Requirements> Gather from the listing below each line that includes the word "oluşursa", and copy it.

[Data entries]
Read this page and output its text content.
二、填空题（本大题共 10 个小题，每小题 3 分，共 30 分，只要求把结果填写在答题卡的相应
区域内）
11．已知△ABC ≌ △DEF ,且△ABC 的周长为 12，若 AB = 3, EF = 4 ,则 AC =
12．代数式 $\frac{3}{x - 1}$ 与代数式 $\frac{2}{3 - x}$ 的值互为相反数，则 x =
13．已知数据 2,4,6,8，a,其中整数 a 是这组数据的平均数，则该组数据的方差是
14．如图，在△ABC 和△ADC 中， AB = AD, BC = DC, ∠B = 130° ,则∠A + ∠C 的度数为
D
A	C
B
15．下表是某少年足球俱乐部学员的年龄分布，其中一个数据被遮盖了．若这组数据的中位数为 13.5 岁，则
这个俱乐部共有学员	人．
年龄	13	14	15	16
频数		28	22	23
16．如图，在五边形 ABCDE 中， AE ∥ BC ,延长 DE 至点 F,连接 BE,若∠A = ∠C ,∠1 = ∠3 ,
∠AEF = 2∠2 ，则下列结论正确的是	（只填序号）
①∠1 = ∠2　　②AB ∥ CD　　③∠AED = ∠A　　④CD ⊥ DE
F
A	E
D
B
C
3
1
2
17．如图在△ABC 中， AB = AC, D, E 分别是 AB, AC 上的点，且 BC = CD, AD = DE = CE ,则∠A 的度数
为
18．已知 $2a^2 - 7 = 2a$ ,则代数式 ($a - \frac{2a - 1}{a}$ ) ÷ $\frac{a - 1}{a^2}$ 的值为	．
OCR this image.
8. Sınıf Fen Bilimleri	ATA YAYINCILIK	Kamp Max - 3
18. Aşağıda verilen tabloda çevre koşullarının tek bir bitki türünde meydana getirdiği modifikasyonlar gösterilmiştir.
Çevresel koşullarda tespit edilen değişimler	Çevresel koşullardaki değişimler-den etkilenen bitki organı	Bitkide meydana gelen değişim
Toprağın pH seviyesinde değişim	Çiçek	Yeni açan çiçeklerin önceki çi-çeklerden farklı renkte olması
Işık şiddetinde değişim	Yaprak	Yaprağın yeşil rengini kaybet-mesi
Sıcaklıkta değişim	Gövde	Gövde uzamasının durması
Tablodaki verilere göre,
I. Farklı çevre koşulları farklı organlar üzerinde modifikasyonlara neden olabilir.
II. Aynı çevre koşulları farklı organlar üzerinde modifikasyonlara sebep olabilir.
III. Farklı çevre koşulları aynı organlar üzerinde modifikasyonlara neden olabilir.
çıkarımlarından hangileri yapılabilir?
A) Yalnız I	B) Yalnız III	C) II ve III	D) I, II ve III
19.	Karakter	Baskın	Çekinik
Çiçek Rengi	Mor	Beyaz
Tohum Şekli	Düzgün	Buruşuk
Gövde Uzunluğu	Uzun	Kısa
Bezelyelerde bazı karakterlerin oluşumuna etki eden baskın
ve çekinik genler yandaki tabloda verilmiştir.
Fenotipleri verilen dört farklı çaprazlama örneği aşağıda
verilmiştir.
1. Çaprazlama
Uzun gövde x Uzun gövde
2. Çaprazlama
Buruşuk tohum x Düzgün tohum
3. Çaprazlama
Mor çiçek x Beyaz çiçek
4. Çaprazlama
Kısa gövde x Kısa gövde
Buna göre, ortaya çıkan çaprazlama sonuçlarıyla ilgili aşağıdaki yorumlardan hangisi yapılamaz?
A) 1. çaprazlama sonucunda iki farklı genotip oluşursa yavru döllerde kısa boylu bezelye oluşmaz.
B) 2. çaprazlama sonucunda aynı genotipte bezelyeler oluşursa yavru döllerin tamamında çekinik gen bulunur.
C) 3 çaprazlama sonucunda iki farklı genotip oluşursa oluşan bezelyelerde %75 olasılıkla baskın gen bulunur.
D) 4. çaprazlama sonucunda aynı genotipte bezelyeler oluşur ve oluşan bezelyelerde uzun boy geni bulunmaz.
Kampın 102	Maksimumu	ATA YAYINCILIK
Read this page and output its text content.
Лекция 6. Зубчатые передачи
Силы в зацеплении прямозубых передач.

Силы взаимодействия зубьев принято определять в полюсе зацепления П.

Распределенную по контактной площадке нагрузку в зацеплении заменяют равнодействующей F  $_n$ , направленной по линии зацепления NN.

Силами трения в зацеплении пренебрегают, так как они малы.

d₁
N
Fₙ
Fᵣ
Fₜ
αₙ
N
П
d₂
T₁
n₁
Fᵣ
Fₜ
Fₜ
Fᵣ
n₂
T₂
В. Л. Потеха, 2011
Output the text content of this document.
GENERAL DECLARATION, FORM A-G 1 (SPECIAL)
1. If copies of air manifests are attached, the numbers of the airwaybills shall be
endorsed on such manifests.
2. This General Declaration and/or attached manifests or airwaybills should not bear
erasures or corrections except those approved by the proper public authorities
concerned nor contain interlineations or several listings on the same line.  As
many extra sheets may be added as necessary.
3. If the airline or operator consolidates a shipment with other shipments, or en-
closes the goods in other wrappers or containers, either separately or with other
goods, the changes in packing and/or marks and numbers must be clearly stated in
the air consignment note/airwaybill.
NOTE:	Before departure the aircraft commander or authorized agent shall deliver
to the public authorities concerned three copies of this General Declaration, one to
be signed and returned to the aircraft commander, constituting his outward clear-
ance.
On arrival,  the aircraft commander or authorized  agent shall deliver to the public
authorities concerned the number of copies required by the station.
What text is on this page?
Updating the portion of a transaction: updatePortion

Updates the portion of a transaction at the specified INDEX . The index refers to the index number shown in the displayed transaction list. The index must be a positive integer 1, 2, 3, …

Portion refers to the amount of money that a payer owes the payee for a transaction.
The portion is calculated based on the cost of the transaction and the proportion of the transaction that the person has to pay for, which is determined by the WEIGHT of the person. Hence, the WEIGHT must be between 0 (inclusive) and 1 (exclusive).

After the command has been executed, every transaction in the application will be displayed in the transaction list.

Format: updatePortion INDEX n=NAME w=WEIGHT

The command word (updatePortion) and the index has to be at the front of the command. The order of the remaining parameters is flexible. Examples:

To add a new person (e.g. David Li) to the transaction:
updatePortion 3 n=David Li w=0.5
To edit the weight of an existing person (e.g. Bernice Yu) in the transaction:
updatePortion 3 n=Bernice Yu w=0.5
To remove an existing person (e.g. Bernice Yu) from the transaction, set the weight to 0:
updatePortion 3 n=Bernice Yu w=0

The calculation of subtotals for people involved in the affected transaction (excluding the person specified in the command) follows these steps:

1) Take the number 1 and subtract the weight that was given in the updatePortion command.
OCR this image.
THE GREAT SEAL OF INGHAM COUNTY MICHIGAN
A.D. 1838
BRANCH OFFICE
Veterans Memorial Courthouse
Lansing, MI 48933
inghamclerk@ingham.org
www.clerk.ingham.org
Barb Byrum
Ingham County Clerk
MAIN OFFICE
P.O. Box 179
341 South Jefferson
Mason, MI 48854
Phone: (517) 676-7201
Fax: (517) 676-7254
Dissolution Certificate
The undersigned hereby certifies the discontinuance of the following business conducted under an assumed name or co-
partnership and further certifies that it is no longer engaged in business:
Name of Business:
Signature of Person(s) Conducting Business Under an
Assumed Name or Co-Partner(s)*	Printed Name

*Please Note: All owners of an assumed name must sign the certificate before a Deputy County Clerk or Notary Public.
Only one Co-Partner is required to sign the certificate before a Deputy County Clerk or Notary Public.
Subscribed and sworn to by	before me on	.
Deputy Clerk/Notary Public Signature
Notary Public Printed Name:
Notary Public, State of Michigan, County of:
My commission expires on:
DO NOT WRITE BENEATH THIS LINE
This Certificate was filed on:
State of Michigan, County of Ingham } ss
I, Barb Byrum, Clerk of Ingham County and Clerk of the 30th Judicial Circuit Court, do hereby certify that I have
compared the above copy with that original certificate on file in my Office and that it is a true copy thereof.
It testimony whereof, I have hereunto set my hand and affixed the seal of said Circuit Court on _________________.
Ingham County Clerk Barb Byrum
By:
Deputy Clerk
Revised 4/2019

Written response>
A) 1. çaprazlama sonucunda iki farklı genotip oluşursa yavru döllerde kısa boylu bezelye oluşmaz.
B) 2. çaprazlama sonucunda aynı genotipte bezelyeler oluşursa yavru döllerin tamamında çekinik gen bulunur.
C) 3 çaprazlama sonucunda iki farklı genotip oluşursa oluşan bezelyelerde %75 olasılıkla baskın gen bulunur.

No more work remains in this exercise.